## Aim of the exercise
State how many lines of the records contain the string "acid", and give no other information.

_ _ _ _

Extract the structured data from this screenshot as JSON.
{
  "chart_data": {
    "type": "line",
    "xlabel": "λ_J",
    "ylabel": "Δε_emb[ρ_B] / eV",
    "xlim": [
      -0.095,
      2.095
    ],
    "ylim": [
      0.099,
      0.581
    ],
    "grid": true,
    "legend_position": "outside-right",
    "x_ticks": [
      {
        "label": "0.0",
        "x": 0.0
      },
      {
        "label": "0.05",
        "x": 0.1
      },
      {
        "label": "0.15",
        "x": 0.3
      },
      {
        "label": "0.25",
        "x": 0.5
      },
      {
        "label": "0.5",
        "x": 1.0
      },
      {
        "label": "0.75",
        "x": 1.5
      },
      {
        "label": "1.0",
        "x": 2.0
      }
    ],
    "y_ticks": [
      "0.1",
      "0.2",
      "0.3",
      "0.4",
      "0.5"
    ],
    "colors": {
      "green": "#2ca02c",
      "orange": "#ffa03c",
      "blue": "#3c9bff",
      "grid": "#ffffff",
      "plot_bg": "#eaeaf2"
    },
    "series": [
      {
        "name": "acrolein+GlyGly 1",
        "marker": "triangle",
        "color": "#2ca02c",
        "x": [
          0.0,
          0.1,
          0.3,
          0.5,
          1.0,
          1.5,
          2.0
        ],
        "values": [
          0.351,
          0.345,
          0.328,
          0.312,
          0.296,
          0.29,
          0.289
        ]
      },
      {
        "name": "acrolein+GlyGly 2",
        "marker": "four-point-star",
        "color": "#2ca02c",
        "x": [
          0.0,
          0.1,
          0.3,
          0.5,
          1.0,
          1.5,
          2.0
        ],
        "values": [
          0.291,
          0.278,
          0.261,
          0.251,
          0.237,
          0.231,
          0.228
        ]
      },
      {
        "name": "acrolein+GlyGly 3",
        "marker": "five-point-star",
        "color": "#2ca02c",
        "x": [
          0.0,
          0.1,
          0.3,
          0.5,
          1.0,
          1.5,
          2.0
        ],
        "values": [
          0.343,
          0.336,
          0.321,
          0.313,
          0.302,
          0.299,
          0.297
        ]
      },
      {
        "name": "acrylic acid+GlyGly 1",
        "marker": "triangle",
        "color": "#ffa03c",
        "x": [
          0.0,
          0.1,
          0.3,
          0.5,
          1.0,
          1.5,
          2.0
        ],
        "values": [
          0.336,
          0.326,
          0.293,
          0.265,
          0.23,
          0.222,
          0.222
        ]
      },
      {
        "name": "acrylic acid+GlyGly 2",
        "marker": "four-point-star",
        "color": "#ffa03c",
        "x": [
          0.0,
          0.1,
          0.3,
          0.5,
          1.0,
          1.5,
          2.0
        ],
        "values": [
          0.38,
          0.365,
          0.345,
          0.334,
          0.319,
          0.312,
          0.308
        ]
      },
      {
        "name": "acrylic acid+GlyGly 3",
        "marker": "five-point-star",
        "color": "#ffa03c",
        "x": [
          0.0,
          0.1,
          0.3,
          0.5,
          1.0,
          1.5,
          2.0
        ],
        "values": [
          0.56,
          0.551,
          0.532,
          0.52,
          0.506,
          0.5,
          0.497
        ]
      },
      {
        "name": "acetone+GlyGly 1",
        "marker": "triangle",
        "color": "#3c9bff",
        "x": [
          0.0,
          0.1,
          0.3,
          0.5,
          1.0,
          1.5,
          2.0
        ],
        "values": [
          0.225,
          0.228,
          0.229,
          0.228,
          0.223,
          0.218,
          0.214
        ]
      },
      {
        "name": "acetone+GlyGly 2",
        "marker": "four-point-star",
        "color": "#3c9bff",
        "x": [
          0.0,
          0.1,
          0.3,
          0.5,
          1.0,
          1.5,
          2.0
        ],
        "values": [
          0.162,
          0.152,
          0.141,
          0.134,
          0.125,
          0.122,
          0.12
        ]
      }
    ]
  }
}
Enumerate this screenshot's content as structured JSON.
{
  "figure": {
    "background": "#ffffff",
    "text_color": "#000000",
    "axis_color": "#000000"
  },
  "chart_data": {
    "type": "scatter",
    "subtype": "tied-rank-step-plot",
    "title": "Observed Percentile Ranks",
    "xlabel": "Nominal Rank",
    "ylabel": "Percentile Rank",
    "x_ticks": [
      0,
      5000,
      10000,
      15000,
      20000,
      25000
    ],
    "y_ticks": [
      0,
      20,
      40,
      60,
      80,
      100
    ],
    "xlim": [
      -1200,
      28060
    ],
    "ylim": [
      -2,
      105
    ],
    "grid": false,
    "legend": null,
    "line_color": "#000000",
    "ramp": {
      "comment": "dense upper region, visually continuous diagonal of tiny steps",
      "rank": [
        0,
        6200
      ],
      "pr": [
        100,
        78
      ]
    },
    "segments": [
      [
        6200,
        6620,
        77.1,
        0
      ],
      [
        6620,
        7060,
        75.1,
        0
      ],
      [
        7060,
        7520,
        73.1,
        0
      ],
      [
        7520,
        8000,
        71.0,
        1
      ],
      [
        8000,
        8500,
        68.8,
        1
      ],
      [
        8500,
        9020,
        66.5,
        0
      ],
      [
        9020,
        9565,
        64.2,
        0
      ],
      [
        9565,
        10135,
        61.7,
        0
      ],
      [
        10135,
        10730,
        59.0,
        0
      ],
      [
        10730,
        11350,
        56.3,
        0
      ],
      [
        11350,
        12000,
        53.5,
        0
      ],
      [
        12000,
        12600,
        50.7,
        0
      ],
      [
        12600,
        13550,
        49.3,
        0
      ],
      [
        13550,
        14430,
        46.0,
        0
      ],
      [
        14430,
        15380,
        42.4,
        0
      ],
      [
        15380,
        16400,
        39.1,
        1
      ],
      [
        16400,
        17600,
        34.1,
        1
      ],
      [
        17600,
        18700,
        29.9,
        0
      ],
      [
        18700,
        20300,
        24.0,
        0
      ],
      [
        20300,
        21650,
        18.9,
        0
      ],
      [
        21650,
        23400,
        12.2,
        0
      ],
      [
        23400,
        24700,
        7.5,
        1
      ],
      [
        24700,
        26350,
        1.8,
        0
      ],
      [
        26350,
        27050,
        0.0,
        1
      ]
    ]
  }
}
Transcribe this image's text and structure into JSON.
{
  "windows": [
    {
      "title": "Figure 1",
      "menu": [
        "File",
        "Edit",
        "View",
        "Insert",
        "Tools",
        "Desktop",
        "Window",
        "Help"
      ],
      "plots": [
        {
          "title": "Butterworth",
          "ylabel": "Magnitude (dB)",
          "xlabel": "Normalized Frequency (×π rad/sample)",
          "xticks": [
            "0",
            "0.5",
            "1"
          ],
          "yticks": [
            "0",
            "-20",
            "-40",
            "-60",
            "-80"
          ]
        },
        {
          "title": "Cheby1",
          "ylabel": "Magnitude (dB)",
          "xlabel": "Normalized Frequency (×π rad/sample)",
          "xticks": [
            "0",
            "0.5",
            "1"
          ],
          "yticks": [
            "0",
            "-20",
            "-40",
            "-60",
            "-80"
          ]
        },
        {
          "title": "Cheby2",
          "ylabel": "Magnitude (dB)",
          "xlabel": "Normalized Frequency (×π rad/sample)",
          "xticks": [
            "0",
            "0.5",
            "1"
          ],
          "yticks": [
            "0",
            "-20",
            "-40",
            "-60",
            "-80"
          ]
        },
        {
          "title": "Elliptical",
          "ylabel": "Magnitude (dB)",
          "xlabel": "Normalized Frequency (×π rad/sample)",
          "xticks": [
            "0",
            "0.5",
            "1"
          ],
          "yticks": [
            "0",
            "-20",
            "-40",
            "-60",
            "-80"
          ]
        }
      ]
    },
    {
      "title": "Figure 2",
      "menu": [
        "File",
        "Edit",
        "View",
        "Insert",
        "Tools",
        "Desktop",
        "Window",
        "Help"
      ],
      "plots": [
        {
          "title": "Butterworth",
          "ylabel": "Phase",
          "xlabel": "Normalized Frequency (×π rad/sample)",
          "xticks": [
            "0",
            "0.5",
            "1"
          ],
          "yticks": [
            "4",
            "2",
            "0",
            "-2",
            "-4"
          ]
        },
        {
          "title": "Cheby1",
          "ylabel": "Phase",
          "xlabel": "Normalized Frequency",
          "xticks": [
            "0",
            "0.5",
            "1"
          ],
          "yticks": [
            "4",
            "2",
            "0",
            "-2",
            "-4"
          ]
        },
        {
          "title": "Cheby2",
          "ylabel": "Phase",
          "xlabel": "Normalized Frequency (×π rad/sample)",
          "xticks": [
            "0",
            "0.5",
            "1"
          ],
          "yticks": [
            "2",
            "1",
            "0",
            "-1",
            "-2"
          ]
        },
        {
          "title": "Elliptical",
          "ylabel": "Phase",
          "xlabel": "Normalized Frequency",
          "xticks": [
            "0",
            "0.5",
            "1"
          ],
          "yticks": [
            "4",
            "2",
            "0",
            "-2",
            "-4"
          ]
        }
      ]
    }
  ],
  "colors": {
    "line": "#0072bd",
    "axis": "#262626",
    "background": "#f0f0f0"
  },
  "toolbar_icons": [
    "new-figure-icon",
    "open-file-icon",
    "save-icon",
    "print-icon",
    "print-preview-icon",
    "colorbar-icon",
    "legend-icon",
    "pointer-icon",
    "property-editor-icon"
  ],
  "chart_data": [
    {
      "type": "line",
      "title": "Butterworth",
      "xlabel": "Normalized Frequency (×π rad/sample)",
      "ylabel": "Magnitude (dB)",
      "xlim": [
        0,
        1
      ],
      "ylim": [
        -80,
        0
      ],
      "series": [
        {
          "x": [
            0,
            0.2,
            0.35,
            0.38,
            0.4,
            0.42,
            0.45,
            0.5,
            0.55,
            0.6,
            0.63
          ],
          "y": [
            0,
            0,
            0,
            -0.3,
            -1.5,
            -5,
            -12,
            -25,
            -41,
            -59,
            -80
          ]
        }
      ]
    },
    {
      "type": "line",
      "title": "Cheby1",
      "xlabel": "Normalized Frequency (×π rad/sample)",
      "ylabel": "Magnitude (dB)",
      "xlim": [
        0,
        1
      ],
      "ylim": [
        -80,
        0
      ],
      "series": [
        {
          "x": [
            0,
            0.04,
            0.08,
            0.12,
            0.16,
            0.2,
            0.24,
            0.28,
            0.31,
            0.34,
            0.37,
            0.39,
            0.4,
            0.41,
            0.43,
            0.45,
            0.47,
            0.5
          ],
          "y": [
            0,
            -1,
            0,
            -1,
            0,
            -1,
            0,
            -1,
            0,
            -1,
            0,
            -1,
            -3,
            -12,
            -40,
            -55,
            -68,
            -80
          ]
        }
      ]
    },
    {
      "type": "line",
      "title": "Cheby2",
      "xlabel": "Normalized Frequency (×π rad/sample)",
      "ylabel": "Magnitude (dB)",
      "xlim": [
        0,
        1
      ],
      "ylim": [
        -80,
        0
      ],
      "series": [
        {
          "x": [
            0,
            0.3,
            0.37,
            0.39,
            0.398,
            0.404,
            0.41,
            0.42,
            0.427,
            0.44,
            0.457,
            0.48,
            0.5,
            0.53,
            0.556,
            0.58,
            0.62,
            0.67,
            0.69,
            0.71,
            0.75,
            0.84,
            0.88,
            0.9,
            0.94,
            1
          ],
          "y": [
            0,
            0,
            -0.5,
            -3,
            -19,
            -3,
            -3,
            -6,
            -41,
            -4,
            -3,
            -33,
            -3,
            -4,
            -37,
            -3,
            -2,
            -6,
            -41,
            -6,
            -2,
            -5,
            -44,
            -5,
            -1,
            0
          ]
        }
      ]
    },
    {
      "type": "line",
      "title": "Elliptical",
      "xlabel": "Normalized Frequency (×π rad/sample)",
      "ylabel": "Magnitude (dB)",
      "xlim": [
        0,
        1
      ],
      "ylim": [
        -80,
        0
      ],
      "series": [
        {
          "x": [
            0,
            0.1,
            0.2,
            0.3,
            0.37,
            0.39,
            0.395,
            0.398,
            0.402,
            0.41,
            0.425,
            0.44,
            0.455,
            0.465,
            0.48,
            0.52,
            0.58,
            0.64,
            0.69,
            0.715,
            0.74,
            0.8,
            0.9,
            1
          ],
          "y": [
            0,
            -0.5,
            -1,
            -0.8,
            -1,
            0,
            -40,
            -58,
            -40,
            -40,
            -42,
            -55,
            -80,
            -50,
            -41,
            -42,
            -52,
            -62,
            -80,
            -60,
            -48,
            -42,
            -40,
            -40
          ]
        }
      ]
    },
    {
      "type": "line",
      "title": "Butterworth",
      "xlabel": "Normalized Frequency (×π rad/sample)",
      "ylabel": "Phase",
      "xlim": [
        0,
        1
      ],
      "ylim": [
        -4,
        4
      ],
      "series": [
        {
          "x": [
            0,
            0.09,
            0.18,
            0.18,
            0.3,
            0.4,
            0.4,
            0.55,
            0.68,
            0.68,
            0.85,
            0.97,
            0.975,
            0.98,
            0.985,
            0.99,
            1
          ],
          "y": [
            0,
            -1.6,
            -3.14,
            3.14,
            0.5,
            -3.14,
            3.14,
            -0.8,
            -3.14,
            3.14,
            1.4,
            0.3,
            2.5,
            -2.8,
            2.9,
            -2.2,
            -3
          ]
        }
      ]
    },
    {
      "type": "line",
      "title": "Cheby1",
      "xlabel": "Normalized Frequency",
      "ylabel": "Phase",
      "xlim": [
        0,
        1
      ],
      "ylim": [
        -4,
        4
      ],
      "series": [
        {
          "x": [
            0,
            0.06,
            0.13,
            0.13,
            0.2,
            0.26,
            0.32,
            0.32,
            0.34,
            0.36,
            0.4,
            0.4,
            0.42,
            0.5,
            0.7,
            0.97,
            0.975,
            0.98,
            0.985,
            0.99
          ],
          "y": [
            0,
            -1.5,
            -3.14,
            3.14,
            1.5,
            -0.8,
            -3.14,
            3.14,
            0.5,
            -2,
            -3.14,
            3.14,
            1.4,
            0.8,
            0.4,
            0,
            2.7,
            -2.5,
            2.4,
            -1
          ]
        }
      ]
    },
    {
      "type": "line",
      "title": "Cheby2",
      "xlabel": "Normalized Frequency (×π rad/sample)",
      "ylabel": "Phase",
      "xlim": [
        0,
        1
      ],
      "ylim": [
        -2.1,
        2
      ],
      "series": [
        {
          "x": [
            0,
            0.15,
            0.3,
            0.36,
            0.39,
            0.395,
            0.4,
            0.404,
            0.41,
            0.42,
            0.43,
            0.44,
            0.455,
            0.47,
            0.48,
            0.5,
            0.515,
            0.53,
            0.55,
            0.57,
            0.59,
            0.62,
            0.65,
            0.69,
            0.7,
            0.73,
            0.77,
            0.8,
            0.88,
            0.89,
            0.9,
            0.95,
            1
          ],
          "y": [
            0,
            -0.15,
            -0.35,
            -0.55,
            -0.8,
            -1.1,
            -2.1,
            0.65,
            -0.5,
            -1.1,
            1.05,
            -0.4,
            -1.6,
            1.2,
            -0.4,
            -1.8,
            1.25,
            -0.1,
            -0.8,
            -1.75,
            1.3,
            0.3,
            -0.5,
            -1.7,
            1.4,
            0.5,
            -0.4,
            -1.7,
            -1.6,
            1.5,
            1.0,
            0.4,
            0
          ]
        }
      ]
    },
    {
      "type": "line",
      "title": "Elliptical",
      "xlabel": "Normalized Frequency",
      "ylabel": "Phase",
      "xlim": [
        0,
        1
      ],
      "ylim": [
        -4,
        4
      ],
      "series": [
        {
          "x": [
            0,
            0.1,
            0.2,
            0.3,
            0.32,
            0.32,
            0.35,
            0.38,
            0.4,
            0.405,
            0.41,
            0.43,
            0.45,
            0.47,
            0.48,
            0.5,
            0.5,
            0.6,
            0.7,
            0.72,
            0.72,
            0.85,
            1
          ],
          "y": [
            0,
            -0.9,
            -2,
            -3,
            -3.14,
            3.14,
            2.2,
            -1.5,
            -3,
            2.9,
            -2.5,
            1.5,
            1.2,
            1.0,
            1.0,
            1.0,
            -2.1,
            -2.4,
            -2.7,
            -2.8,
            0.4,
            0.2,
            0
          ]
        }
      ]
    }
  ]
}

_ _ _ _

## Solution below
3